Raw records
● ● ● ●
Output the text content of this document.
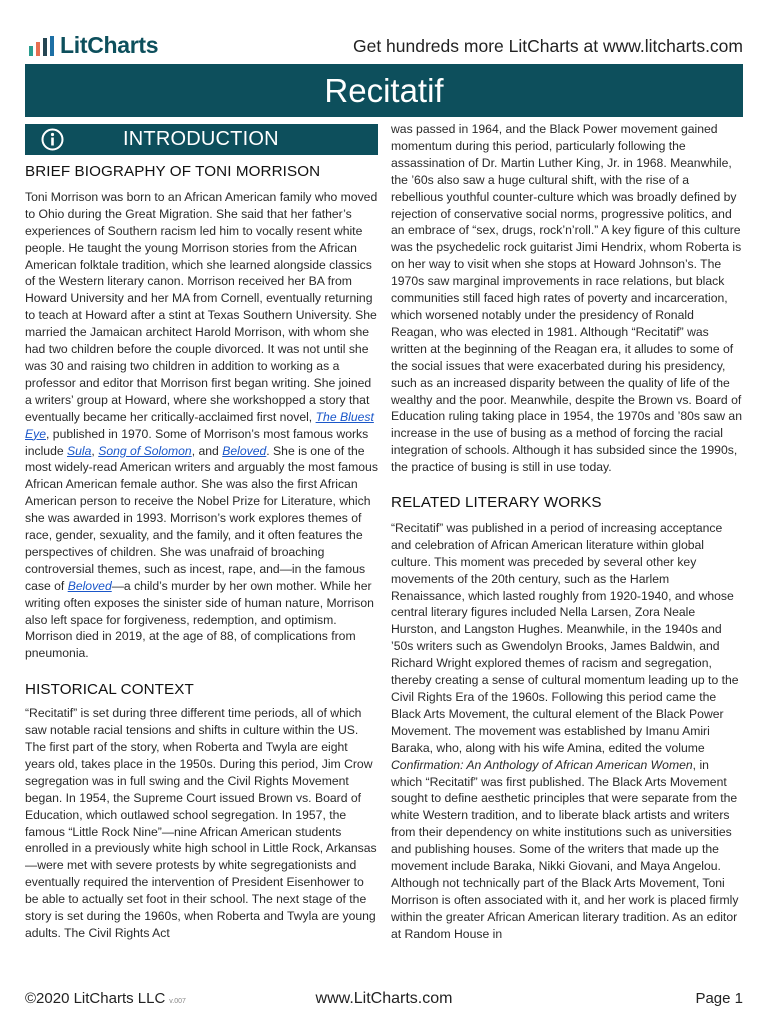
LitCharts	Get hundreds more LitCharts at www.litcharts.com
Recitatif
INTRODUCTION
BRIEF BIOGRAPHY OF TONI MORRISON

Toni Morrison was born to an African American family who moved to Ohio during the Great Migration. She said that her father’s experiences of Southern racism led him to vocally resent white people. He taught the young Morrison stories from the African American folktale tradition, which she learned alongside classics of the Western literary canon. Morrison received her BA from Howard University and her MA from Cornell, eventually returning to teach at Howard after a stint at Texas Southern University. She married the Jamaican architect Harold Morrison, with whom she had two children before the couple divorced. It was not until she was 30 and raising two children in addition to working as a professor and editor that Morrison first began writing. She joined a writers’ group at Howard, where she workshopped a story that eventually became her critically-acclaimed first novel, The Bluest Eye, published in 1970. Some of Morrison’s most famous works include Sula, Song of Solomon, and Beloved. She is one of the most widely-read American writers and arguably the most famous African American female author. She was also the first African American person to receive the Nobel Prize for Literature, which she was awarded in 1993. Morrison’s work explores themes of race, gender, sexuality, and the family, and it often features the perspectives of children. She was unafraid of broaching controversial themes, such as incest, rape, and—in the famous case of Beloved—a child’s murder by her own mother. While her writing often exposes the sinister side of human nature, Morrison also left space for forgiveness, redemption, and optimism. Morrison died in 2019, at the age of 88, of complications from pneumonia.

HISTORICAL CONTEXT

“Recitatif” is set during three different time periods, all of which saw notable racial tensions and shifts in culture within the US. The first part of the story, when Roberta and Twyla are eight years old, takes place in the 1950s. During this period, Jim Crow segregation was in full swing and the Civil Rights Movement began. In 1954, the Supreme Court issued Brown vs. Board of Education, which outlawed school segregation. In 1957, the famous “Little Rock Nine”—nine African American students enrolled in a previously white high school in Little Rock, Arkansas—were met with severe protests by white segregationists and eventually required the intervention of President Eisenhower to be able to actually set foot in their school. The next stage of the story is set during the 1960s, when Roberta and Twyla are young adults. The Civil Rights Act

was passed in 1964, and the Black Power movement gained momentum during this period, particularly following the assassination of Dr. Martin Luther King, Jr. in 1968. Meanwhile, the ’60s also saw a huge cultural shift, with the rise of a rebellious youthful counter-culture which was broadly defined by rejection of conservative social norms, progressive politics, and an embrace of “sex, drugs, rock’n’roll.” A key figure of this culture was the psychedelic rock guitarist Jimi Hendrix, whom Roberta is on her way to visit when she stops at Howard Johnson’s. The 1970s saw marginal improvements in race relations, but black communities still faced high rates of poverty and incarceration, which worsened notably under the presidency of Ronald Reagan, who was elected in 1981. Although “Recitatif” was written at the beginning of the Reagan era, it alludes to some of the social issues that were exacerbated during his presidency, such as an increased disparity between the quality of life of the wealthy and the poor. Meanwhile, despite the Brown vs. Board of Education ruling taking place in 1954, the 1970s and ’80s saw an increase in the use of busing as a method of forcing the racial integration of schools. Although it has subsided since the 1990s, the practice of busing is still in use today.

RELATED LITERARY WORKS

“Recitatif” was published in a period of increasing acceptance and celebration of African American literature within global culture. This moment was preceded by several other key movements of the 20th century, such as the Harlem Renaissance, which lasted roughly from 1920-1940, and whose central literary figures included Nella Larsen, Zora Neale Hurston, and Langston Hughes. Meanwhile, in the 1940s and ’50s writers such as Gwendolyn Brooks, James Baldwin, and Richard Wright explored themes of racism and segregation, thereby creating a sense of cultural momentum leading up to the Civil Rights Era of the 1960s. Following this period came the Black Arts Movement, the cultural element of the Black Power Movement. The movement was established by Imanu Amiri Baraka, who, along with his wife Amina, edited the volume Confirmation: An Anthology of African American Women, in which “Recitatif” was first published. The Black Arts Movement sought to define aesthetic principles that were separate from the white Western tradition, and to liberate black artists and writers from their dependency on white institutions such as universities and publishing houses. Some of the writers that made up the movement include Baraka, Nikki Giovani, and Maya Angelou. Although not technically part of the Black Arts Movement, Toni Morrison is often associated with it, and her work is placed firmly within the greater African American literary tradition. As an editor at Random House in

©2020 LitCharts LLC v.007	www.LitCharts.com	Page 1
● ● ● ●
Problem statement
Copy the whole listing above word for word but do not carry over the pictures.

The solution
Output the text content of this document.
LitCharts	Get hundreds more LitCharts at www.litcharts.com
Recitatif
INTRODUCTION
BRIEF BIOGRAPHY OF TONI MORRISON

Toni Morrison was born to an African American family who moved to Ohio during the Great Migration. She said that her father’s experiences of Southern racism led him to vocally resent white people. He taught the young Morrison stories from the African American folktale tradition, which she learned alongside classics of the Western literary canon. Morrison received her BA from Howard University and her MA from Cornell, eventually returning to teach at Howard after a stint at Texas Southern University. She married the Jamaican architect Harold Morrison, with whom she had two children before the couple divorced. It was not until she was 30 and raising two children in addition to working as a professor and editor that Morrison first began writing. She joined a writers’ group at Howard, where she workshopped a story that eventually became her critically-acclaimed first novel, The Bluest Eye, published in 1970. Some of Morrison’s most famous works include Sula, Song of Solomon, and Beloved. She is one of the most widely-read American writers and arguably the most famous African American female author. She was also the first African American person to receive the Nobel Prize for Literature, which she was awarded in 1993. Morrison’s work explores themes of race, gender, sexuality, and the family, and it often features the perspectives of children. She was unafraid of broaching controversial themes, such as incest, rape, and—in the famous case of Beloved—a child’s murder by her own mother. While her writing often exposes the sinister side of human nature, Morrison also left space for forgiveness, redemption, and optimism. Morrison died in 2019, at the age of 88, of complications from pneumonia.

HISTORICAL CONTEXT

“Recitatif” is set during three different time periods, all of which saw notable racial tensions and shifts in culture within the US. The first part of the story, when Roberta and Twyla are eight years old, takes place in the 1950s. During this period, Jim Crow segregation was in full swing and the Civil Rights Movement began. In 1954, the Supreme Court issued Brown vs. Board of Education, which outlawed school segregation. In 1957, the famous “Little Rock Nine”—nine African American students enrolled in a previously white high school in Little Rock, Arkansas—were met with severe protests by white segregationists and eventually required the intervention of President Eisenhower to be able to actually set foot in their school. The next stage of the story is set during the 1960s, when Roberta and Twyla are young adults. The Civil Rights Act

was passed in 1964, and the Black Power movement gained momentum during this period, particularly following the assassination of Dr. Martin Luther King, Jr. in 1968. Meanwhile, the ’60s also saw a huge cultural shift, with the rise of a rebellious youthful counter-culture which was broadly defined by rejection of conservative social norms, progressive politics, and an embrace of “sex, drugs, rock’n’roll.” A key figure of this culture was the psychedelic rock guitarist Jimi Hendrix, whom Roberta is on her way to visit when she stops at Howard Johnson’s. The 1970s saw marginal improvements in race relations, but black communities still faced high rates of poverty and incarceration, which worsened notably under the presidency of Ronald Reagan, who was elected in 1981. Although “Recitatif” was written at the beginning of the Reagan era, it alludes to some of the social issues that were exacerbated during his presidency, such as an increased disparity between the quality of life of the wealthy and the poor. Meanwhile, despite the Brown vs. Board of Education ruling taking place in 1954, the 1970s and ’80s saw an increase in the use of busing as a method of forcing the racial integration of schools. Although it has subsided since the 1990s, the practice of busing is still in use today.

RELATED LITERARY WORKS

“Recitatif” was published in a period of increasing acceptance and celebration of African American literature within global culture. This moment was preceded by several other key movements of the 20th century, such as the Harlem Renaissance, which lasted roughly from 1920-1940, and whose central literary figures included Nella Larsen, Zora Neale Hurston, and Langston Hughes. Meanwhile, in the 1940s and ’50s writers such as Gwendolyn Brooks, James Baldwin, and Richard Wright explored themes of racism and segregation, thereby creating a sense of cultural momentum leading up to the Civil Rights Era of the 1960s. Following this period came the Black Arts Movement, the cultural element of the Black Power Movement. The movement was established by Imanu Amiri Baraka, who, along with his wife Amina, edited the volume Confirmation: An Anthology of African American Women, in which “Recitatif” was first published. The Black Arts Movement sought to define aesthetic principles that were separate from the white Western tradition, and to liberate black artists and writers from their dependency on white institutions such as universities and publishing houses. Some of the writers that made up the movement include Baraka, Nikki Giovani, and Maya Angelou. Although not technically part of the Black Arts Movement, Toni Morrison is often associated with it, and her work is placed firmly within the greater African American literary tradition. As an editor at Random House in

©2020 LitCharts LLC v.007	www.LitCharts.com	Page 1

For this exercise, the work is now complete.